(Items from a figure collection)
· · · ·

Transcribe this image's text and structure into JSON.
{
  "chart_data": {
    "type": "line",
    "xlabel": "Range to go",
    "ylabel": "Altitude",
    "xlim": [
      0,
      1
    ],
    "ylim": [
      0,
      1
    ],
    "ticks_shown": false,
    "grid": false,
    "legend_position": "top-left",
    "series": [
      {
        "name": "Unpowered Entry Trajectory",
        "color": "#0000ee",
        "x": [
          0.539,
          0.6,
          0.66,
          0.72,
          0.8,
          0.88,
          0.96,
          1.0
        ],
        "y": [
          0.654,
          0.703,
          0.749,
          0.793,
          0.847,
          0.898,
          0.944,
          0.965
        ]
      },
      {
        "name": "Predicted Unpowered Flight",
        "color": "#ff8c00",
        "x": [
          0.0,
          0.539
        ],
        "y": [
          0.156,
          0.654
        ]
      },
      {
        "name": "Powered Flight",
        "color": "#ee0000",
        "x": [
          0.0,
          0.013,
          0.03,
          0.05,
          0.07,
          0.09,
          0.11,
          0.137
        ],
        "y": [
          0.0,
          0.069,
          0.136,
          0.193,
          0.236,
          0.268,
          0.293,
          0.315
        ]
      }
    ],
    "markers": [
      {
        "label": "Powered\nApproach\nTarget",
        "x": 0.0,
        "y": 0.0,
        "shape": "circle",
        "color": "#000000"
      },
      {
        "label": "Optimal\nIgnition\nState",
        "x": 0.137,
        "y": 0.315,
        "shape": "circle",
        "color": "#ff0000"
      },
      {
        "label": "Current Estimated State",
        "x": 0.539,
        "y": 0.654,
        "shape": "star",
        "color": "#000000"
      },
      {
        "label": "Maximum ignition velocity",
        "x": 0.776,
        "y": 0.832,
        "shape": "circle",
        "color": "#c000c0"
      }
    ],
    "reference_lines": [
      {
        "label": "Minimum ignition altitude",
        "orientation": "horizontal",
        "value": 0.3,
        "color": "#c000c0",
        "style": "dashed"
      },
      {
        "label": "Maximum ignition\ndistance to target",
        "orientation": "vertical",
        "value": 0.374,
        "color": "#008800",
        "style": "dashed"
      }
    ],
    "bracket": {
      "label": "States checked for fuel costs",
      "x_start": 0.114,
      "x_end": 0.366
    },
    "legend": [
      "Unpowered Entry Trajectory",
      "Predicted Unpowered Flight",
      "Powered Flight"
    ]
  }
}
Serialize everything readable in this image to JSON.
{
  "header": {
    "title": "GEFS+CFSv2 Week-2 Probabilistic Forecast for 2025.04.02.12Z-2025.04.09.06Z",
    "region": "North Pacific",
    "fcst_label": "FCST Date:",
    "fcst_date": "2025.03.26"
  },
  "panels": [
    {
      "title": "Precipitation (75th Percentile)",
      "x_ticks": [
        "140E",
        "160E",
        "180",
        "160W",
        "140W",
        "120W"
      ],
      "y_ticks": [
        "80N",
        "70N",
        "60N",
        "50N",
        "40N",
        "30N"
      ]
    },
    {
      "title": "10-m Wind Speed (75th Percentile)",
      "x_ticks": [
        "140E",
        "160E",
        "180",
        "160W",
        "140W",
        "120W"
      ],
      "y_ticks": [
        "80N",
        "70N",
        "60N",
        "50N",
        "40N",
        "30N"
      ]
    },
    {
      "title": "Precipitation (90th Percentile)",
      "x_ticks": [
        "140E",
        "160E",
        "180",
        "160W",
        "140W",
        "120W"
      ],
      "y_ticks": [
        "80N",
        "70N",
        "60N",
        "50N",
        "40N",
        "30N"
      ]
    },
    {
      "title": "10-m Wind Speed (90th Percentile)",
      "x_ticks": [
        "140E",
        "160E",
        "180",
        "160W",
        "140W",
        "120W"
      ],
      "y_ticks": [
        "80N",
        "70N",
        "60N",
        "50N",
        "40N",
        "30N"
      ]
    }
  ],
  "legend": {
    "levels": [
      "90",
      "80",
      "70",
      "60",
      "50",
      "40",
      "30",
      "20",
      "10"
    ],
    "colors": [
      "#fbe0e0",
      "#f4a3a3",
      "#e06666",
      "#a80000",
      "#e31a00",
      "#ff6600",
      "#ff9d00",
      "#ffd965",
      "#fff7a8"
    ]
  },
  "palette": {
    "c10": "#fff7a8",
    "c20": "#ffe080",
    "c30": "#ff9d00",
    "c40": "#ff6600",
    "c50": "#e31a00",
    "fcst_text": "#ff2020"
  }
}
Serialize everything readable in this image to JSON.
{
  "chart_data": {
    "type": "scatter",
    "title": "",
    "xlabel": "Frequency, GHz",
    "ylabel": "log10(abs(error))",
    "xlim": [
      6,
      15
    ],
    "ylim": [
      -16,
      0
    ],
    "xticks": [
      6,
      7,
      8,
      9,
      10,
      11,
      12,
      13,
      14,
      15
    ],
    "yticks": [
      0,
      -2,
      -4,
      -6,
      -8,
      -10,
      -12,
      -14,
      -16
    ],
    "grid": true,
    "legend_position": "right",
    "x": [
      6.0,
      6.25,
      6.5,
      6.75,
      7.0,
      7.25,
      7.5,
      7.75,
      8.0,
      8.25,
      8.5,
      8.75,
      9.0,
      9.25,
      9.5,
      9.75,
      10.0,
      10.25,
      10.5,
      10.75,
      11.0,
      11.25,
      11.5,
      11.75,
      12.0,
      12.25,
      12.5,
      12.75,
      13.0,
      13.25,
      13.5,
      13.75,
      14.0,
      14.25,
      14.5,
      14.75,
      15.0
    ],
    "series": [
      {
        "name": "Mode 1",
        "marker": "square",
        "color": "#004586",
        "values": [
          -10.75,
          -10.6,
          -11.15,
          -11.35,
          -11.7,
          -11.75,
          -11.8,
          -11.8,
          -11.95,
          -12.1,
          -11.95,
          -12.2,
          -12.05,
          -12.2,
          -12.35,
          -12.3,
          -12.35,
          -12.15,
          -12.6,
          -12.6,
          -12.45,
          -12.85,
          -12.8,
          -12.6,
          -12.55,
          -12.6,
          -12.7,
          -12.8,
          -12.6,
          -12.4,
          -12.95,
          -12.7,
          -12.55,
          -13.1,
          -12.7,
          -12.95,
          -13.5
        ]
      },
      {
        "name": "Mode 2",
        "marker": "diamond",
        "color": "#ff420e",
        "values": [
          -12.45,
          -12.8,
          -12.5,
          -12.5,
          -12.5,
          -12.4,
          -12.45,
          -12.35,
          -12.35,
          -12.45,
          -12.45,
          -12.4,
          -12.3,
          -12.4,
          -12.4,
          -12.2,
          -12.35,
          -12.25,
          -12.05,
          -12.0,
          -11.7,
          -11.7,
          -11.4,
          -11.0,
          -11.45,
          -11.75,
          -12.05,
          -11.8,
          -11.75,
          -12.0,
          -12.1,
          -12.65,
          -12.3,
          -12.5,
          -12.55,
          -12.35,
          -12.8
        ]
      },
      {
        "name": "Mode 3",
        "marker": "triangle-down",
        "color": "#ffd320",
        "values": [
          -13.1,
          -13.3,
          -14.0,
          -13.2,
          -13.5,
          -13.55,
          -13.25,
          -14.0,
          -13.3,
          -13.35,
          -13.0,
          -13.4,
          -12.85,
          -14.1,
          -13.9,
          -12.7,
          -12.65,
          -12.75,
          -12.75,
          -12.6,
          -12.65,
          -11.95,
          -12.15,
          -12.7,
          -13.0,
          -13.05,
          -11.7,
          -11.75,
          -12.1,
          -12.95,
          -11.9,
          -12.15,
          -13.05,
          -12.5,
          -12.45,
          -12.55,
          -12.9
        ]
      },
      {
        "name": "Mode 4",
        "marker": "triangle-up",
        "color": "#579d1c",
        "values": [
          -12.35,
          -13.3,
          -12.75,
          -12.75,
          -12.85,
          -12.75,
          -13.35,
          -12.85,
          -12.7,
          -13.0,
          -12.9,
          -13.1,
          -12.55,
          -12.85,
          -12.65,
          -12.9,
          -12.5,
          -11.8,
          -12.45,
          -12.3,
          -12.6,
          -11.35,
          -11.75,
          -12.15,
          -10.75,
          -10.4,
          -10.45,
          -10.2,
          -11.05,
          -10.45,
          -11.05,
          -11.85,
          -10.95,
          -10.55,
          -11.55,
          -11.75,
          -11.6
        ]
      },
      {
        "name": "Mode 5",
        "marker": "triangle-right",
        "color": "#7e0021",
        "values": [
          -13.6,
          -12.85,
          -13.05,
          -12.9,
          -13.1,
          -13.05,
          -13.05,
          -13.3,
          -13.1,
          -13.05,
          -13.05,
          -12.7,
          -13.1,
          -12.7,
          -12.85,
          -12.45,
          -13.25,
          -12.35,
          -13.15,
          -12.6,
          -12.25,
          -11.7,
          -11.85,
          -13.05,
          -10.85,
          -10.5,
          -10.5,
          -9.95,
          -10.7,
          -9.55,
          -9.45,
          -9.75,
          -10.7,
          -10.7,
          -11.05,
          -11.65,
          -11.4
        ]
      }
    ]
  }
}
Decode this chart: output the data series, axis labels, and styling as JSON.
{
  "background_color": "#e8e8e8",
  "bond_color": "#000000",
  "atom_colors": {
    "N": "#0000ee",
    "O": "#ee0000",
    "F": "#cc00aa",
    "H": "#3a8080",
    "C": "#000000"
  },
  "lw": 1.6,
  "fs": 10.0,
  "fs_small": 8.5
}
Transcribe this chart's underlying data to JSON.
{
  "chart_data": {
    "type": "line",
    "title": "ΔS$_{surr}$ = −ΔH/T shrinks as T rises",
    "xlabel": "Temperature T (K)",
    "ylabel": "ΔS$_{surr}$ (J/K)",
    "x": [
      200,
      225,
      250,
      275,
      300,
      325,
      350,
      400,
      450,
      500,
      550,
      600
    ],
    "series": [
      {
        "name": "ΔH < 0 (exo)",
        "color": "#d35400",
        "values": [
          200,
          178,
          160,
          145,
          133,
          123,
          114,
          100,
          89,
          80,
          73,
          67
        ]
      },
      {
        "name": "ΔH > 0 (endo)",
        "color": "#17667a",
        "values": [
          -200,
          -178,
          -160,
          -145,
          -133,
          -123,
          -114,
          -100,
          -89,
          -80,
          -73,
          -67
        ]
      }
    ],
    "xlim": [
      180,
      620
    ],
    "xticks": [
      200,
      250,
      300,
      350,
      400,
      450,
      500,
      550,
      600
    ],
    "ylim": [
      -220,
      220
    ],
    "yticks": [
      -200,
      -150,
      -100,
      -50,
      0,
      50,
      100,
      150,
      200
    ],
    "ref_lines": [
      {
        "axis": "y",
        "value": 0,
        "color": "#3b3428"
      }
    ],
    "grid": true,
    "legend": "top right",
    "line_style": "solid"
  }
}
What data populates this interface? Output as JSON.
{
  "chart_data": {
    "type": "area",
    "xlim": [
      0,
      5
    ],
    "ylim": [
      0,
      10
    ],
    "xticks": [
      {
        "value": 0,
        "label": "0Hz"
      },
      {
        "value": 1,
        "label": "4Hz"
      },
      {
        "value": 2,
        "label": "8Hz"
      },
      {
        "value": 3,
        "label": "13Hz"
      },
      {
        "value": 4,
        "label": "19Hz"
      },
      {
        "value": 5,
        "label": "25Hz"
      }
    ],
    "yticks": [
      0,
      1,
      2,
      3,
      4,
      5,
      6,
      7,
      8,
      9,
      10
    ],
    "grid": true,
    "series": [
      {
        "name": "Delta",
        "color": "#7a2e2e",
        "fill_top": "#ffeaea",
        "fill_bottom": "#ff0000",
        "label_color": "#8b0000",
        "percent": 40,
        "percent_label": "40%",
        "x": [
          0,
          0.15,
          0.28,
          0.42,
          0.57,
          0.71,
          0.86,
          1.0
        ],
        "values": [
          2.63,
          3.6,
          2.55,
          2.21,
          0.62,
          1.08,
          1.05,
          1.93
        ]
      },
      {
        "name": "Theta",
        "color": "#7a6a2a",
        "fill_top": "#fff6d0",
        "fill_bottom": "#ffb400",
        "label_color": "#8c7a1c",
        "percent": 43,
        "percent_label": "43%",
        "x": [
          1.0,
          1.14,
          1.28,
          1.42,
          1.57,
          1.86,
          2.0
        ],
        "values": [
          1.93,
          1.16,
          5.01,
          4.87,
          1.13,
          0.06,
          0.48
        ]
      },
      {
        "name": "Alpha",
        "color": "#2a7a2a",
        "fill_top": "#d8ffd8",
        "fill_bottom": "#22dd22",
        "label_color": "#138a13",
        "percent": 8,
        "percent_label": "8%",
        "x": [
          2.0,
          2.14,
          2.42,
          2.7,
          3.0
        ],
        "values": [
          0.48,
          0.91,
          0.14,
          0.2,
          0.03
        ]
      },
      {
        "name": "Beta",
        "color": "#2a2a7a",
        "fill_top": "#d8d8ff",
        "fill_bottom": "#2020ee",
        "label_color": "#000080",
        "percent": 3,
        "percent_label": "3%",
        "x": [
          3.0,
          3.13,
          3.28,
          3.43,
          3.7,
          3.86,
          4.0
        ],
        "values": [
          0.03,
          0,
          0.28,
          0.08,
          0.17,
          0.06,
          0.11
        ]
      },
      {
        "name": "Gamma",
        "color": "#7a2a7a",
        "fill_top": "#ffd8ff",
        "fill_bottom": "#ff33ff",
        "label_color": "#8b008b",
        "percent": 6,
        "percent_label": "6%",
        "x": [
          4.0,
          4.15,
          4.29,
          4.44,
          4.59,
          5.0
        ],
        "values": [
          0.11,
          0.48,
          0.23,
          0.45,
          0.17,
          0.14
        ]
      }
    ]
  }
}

· · · ·

## To be done
Read through the entries and copy every line that includes "Flight".

## Result of the exercise
        "name": "Predicted Unpowered Flight",
        "name": "Powered Flight",
      "Predicted Unpowered Flight",
      "Powered Flight"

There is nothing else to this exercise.